__RECORDS TO PROCESS__.
::::

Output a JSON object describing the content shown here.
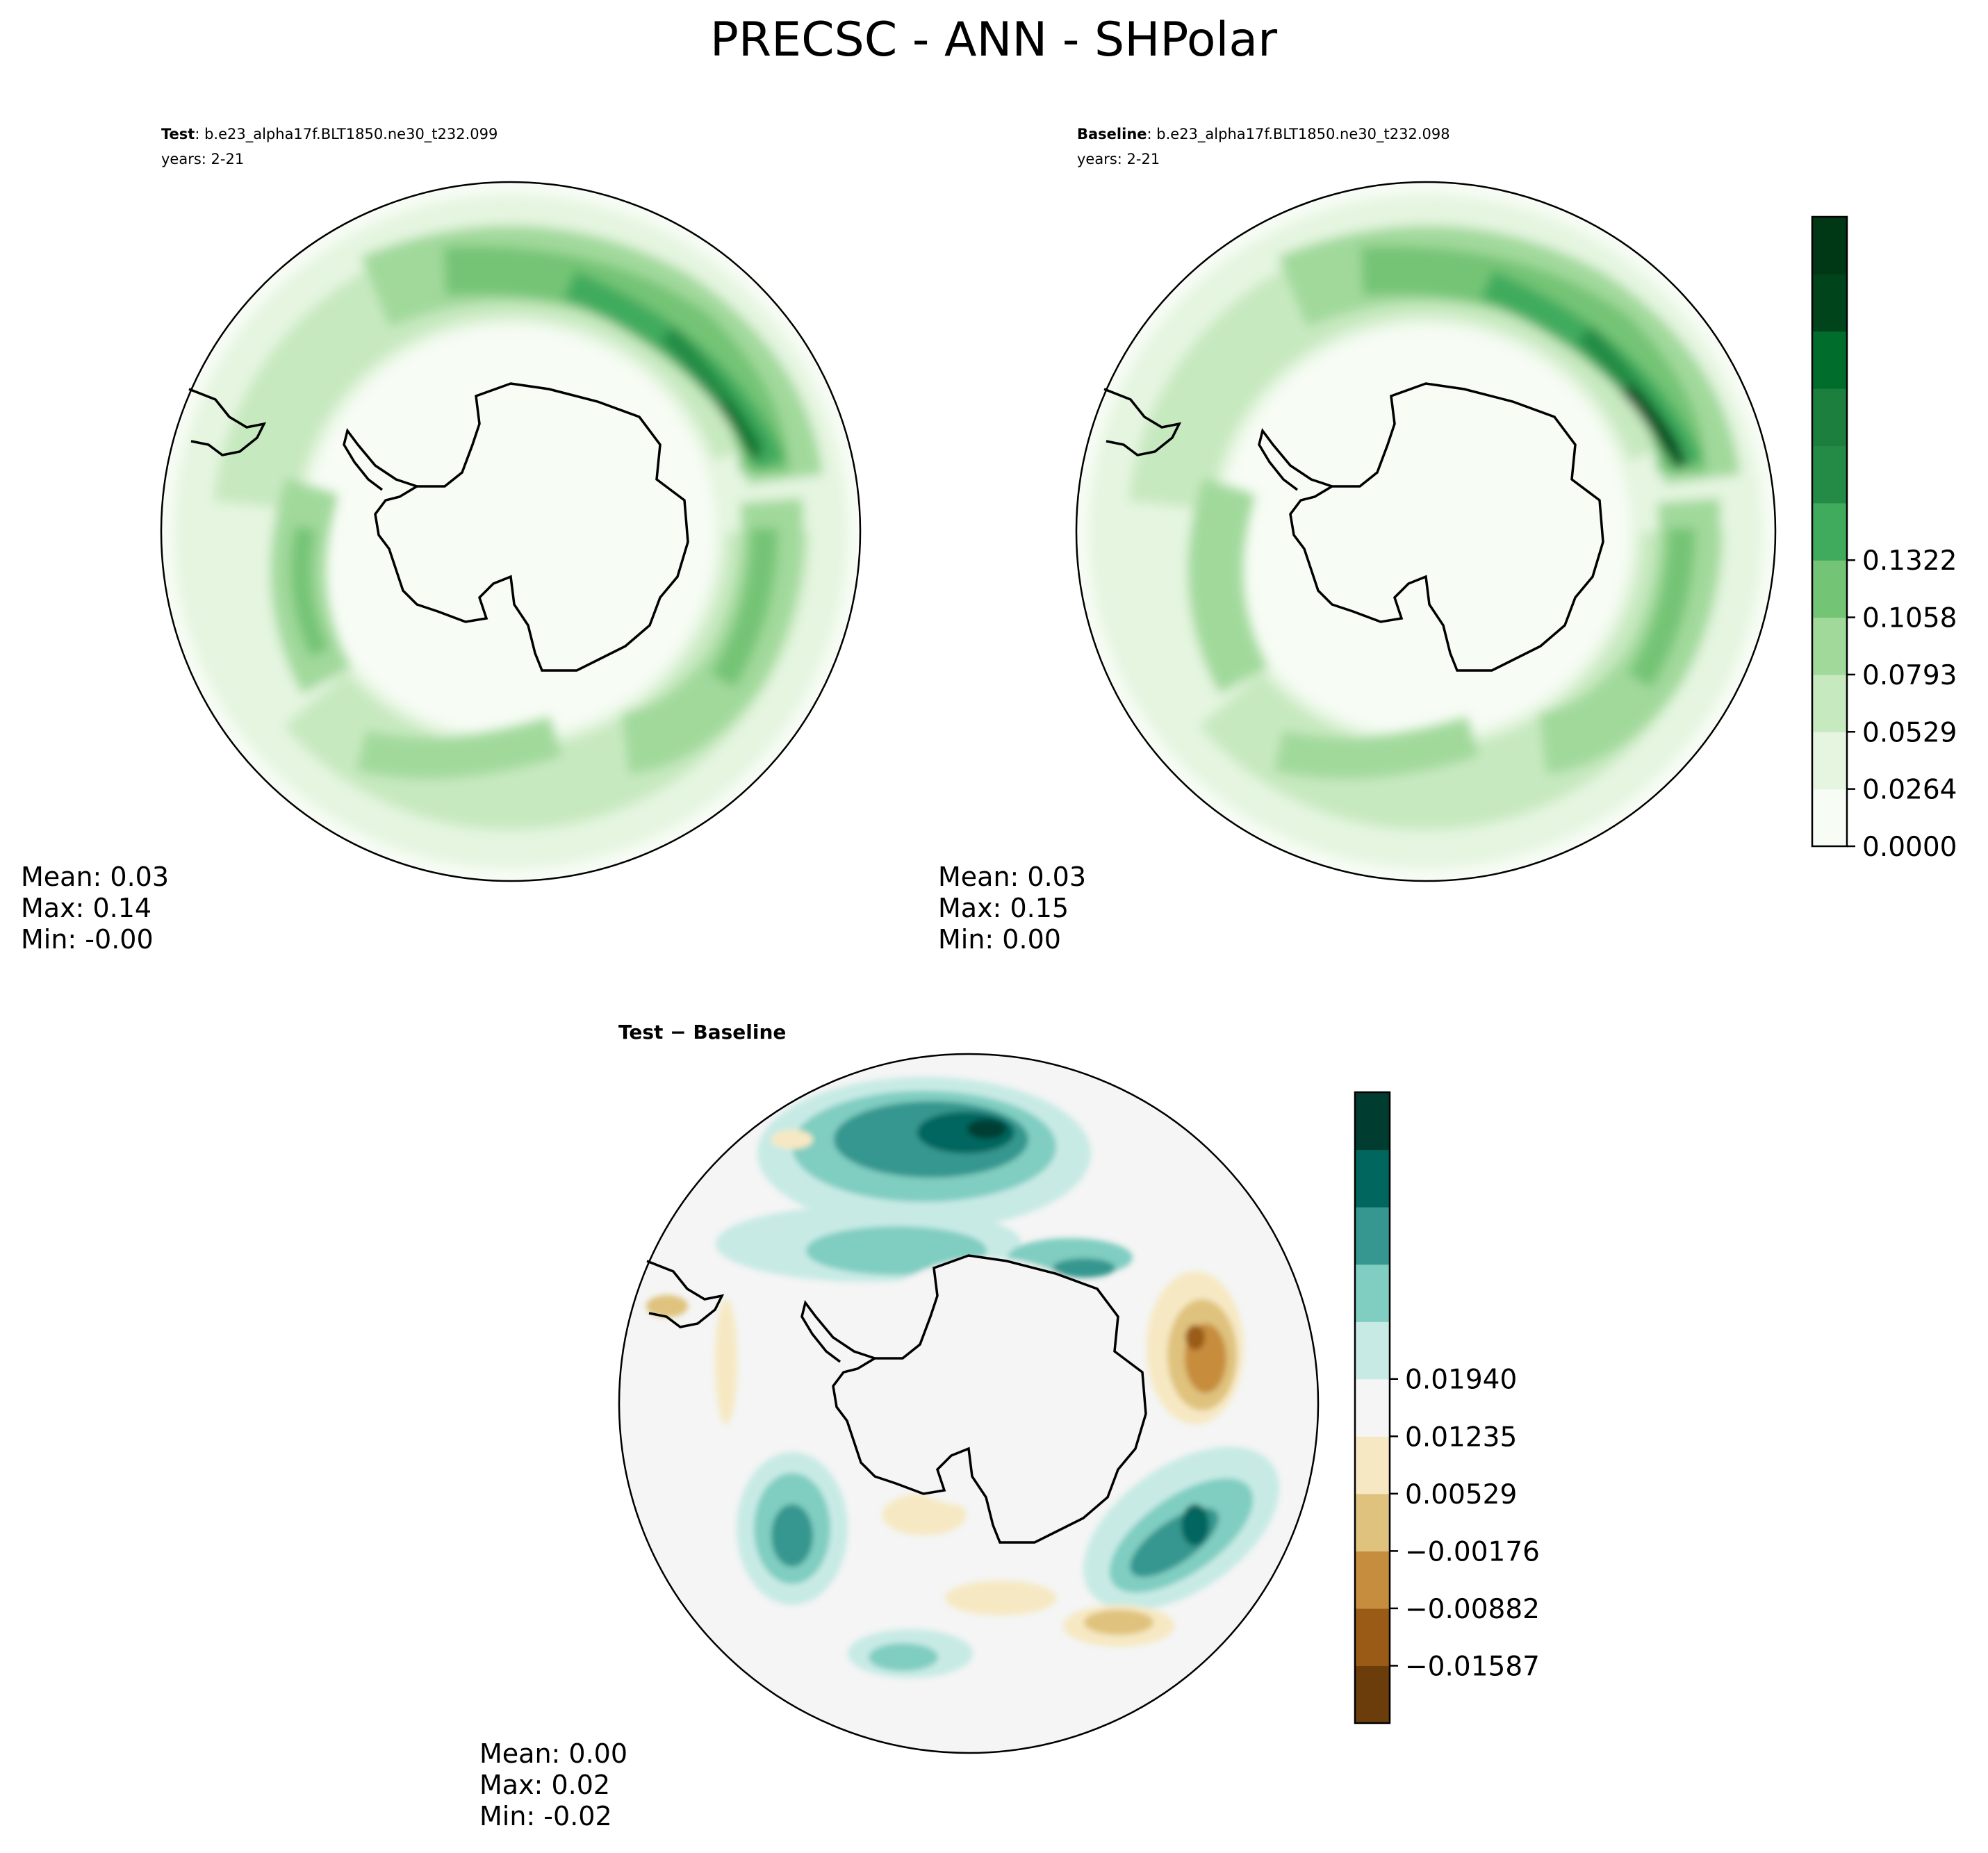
{
  "title": "PRECSC - ANN - SHPolar",
  "panels": [
    {
      "id": "test",
      "label_bold": "Test",
      "label_rest": ": b.e23_alpha17f.BLT1850.ne30_t232.099",
      "years": "years: 2-21",
      "stats": [
        "Mean:  0.03",
        "Max:  0.14",
        "Min: -0.00"
      ]
    },
    {
      "id": "baseline",
      "label_bold": "Baseline",
      "label_rest": ": b.e23_alpha17f.BLT1850.ne30_t232.098",
      "years": "years: 2-21",
      "stats": [
        "Mean:  0.03",
        "Max:  0.15",
        "Min:  0.00"
      ]
    },
    {
      "id": "diff",
      "label_bold": "Test",
      "label_sep": " − ",
      "label_bold2": "Baseline",
      "stats": [
        "Mean:  0.00",
        "Max:  0.02",
        "Min: -0.02"
      ]
    }
  ],
  "colorbars": {
    "main": {
      "ticks": [
        "0.0000",
        "0.0264",
        "0.0529",
        "0.0793",
        "0.1058",
        "0.1322"
      ],
      "colors": [
        "#f7fcf5",
        "#e5f5e0",
        "#c7e9c0",
        "#a1d99b",
        "#74c476",
        "#41ab5d",
        "#238b45",
        "#1c7f3d",
        "#006d2c",
        "#00441b",
        "#003816"
      ]
    },
    "diff": {
      "ticks": [
        "−0.01587",
        "−0.00882",
        "−0.00176",
        "0.00529",
        "0.01235",
        "0.01940"
      ],
      "colors": [
        "#6b3d0a",
        "#9a5b16",
        "#c78d3e",
        "#dfc27d",
        "#f6e8c3",
        "#f5f5f5",
        "#c7eae5",
        "#80cdc1",
        "#35978f",
        "#01665e",
        "#003c30"
      ]
    }
  }
}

::::

Leave out all images, then reproduce the entries above exactly.

__TASK SOLUTION__.
Output a JSON object describing the content shown here.
{
  "title": "PRECSC - ANN - SHPolar",
  "panels": [
    {
      "id": "test",
      "label_bold": "Test",
      "label_rest": ": b.e23_alpha17f.BLT1850.ne30_t232.099",
      "years": "years: 2-21",
      "stats": [
        "Mean:  0.03",
        "Max:  0.14",
        "Min: -0.00"
      ]
    },
    {
      "id": "baseline",
      "label_bold": "Baseline",
      "label_rest": ": b.e23_alpha17f.BLT1850.ne30_t232.098",
      "years": "years: 2-21",
      "stats": [
        "Mean:  0.03",
        "Max:  0.15",
        "Min:  0.00"
      ]
    },
    {
      "id": "diff",
      "label_bold": "Test",
      "label_sep": " − ",
      "label_bold2": "Baseline",
      "stats": [
        "Mean:  0.00",
        "Max:  0.02",
        "Min: -0.02"
      ]
    }
  ],
  "colorbars": {
    "main": {
      "ticks": [
        "0.0000",
        "0.0264",
        "0.0529",
        "0.0793",
        "0.1058",
        "0.1322"
      ],
      "colors": [
        "#f7fcf5",
        "#e5f5e0",
        "#c7e9c0",
        "#a1d99b",
        "#74c476",
        "#41ab5d",
        "#238b45",
        "#1c7f3d",
        "#006d2c",
        "#00441b",
        "#003816"
      ]
    },
    "diff": {
      "ticks": [
        "−0.01587",
        "−0.00882",
        "−0.00176",
        "0.00529",
        "0.01235",
        "0.01940"
      ],
      "colors": [
        "#6b3d0a",
        "#9a5b16",
        "#c78d3e",
        "#dfc27d",
        "#f6e8c3",
        "#f5f5f5",
        "#c7eae5",
        "#80cdc1",
        "#35978f",
        "#01665e",
        "#003c30"
      ]
    }
  }
}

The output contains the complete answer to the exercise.